— START Records for this task —

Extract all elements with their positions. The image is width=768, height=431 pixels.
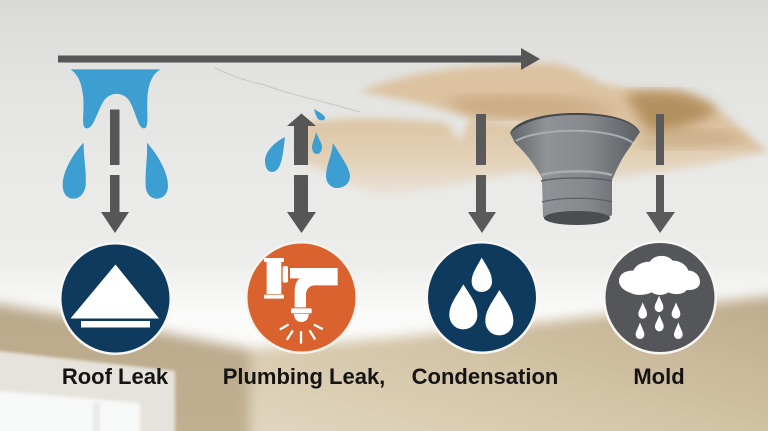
icon: roof <box>70 264 159 328</box>
label: plumbing leak: Plumbing Leak, <box>223 364 385 389</box>
hairline crack <box>215 68 360 112</box>
dashed arrow: mold <box>646 114 675 233</box>
stain: lower left lobe <box>300 118 768 196</box>
icon: pipe <box>264 258 338 343</box>
label: roof leak: Roof Leak <box>62 364 169 389</box>
icon: rain cloud <box>619 256 700 339</box>
dashed arrow: roof leak <box>101 110 129 233</box>
badge: condensation <box>426 241 538 354</box>
dashed arrow: condensation <box>468 114 496 233</box>
label: condensation: Condensation <box>412 364 558 389</box>
badge: roof leak <box>59 242 172 355</box>
water stain on ceiling <box>215 63 768 196</box>
badge: mold <box>603 240 717 354</box>
label: mold: Mold <box>633 364 685 389</box>
window <box>0 350 175 431</box>
top horizontal arrow <box>58 48 540 70</box>
icon: three drops <box>449 258 513 335</box>
stain: speckled band <box>445 95 620 119</box>
badge: plumbing leak <box>245 241 358 354</box>
double arrow: plumbing leak <box>287 114 316 233</box>
stain: upper lobe <box>360 63 768 152</box>
stain: dark core right of fitting <box>625 91 718 132</box>
metal ceiling fitting <box>510 113 640 225</box>
icon: plumbing leak water drops <box>265 109 350 188</box>
icon: roof leak water drips <box>63 69 168 199</box>
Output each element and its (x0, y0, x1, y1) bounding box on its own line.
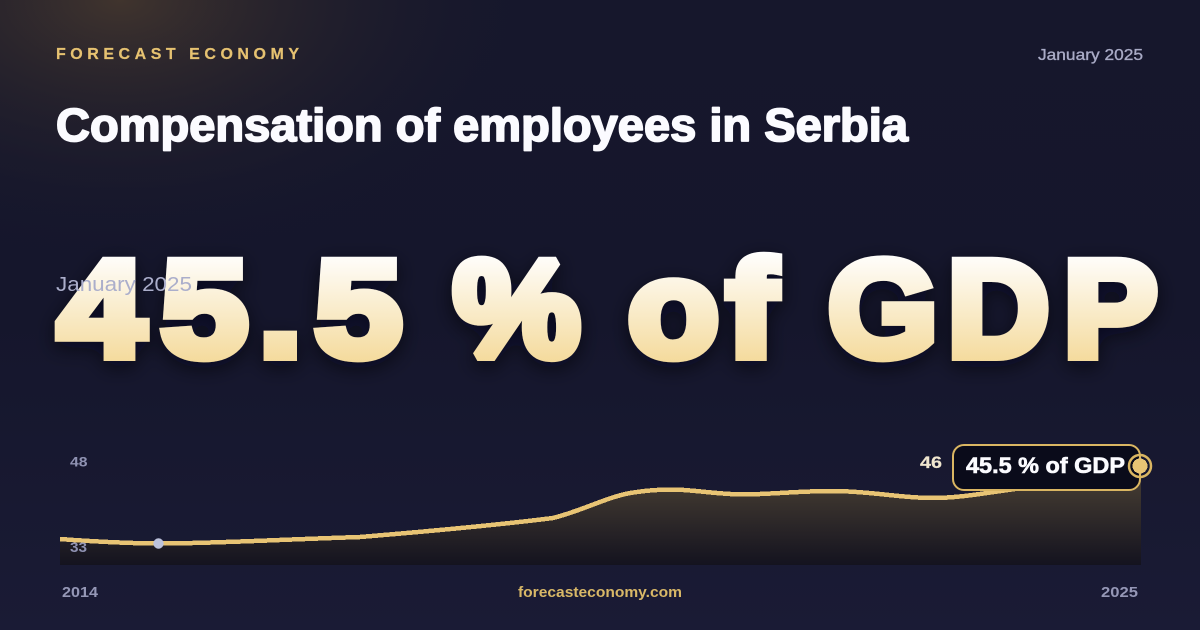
line series (60, 489, 1015, 544)
big value (58, 232, 1158, 386)
callout (953, 445, 1140, 490)
low point marker (153, 538, 164, 549)
brand label: FORECAST ECONOMY (56, 46, 299, 63)
title: Compensation of employees in Serbia (56, 99, 908, 151)
big value: 45.5 (58, 233, 402, 386)
date over value: January 2025 (56, 274, 192, 296)
source url: forecasteconomy.com (518, 584, 682, 601)
x axis end label: 2025 (1101, 584, 1138, 601)
big value: GDP (828, 233, 1158, 386)
y axis max label: 48 (70, 454, 88, 470)
y axis min label: 33 (70, 539, 87, 555)
secondary value label: 46 (920, 453, 942, 472)
big value: % (453, 232, 580, 385)
date top right: January 2025 (1038, 47, 1143, 64)
x axis start label: 2014 (62, 584, 99, 601)
big value: of (628, 233, 777, 386)
area fill (60, 480, 1141, 565)
callout: 45.5 % of GDP (966, 453, 1125, 478)
end point marker (1129, 455, 1151, 477)
area chart (60, 445, 1151, 565)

— END Records for this task —

▸ Given instruction
Output every line of the material above verbatim, leaving out the pictures.

▸ Written answer
Extract all elements with their positions. The image is width=768, height=431 pixels.
icon: roof <box>70 264 159 328</box>
label: plumbing leak: Plumbing Leak, <box>223 364 385 389</box>
hairline crack <box>215 68 360 112</box>
dashed arrow: mold <box>646 114 675 233</box>
stain: lower left lobe <box>300 118 768 196</box>
icon: pipe <box>264 258 338 343</box>
label: roof leak: Roof Leak <box>62 364 169 389</box>
icon: rain cloud <box>619 256 700 339</box>
dashed arrow: roof leak <box>101 110 129 233</box>
badge: condensation <box>426 241 538 354</box>
dashed arrow: condensation <box>468 114 496 233</box>
label: condensation: Condensation <box>412 364 558 389</box>
badge: roof leak <box>59 242 172 355</box>
water stain on ceiling <box>215 63 768 196</box>
badge: mold <box>603 240 717 354</box>
label: mold: Mold <box>633 364 685 389</box>
window <box>0 350 175 431</box>
top horizontal arrow <box>58 48 540 70</box>
icon: three drops <box>449 258 513 335</box>
stain: speckled band <box>445 95 620 119</box>
badge: plumbing leak <box>245 241 358 354</box>
double arrow: plumbing leak <box>287 114 316 233</box>
stain: upper lobe <box>360 63 768 152</box>
stain: dark core right of fitting <box>625 91 718 132</box>
metal ceiling fitting <box>510 113 640 225</box>
icon: plumbing leak water drops <box>265 109 350 188</box>
icon: roof leak water drips <box>63 69 168 199</box>
Output each element and its (x0, y0, x1, y1) bounding box on its own line.
line series (60, 489, 1015, 544)
big value (58, 232, 1158, 386)
callout (953, 445, 1140, 490)
low point marker (153, 538, 164, 549)
brand label: FORECAST ECONOMY (56, 46, 299, 63)
title: Compensation of employees in Serbia (56, 99, 908, 151)
big value: 45.5 (58, 233, 402, 386)
date over value: January 2025 (56, 274, 192, 296)
source url: forecasteconomy.com (518, 584, 682, 601)
x axis end label: 2025 (1101, 584, 1138, 601)
big value: GDP (828, 233, 1158, 386)
y axis max label: 48 (70, 454, 88, 470)
y axis min label: 33 (70, 539, 87, 555)
secondary value label: 46 (920, 453, 942, 472)
big value: % (453, 232, 580, 385)
date top right: January 2025 (1038, 47, 1143, 64)
x axis start label: 2014 (62, 584, 99, 601)
big value: of (628, 233, 777, 386)
area fill (60, 480, 1141, 565)
callout: 45.5 % of GDP (966, 453, 1125, 478)
end point marker (1129, 455, 1151, 477)
area chart (60, 445, 1151, 565)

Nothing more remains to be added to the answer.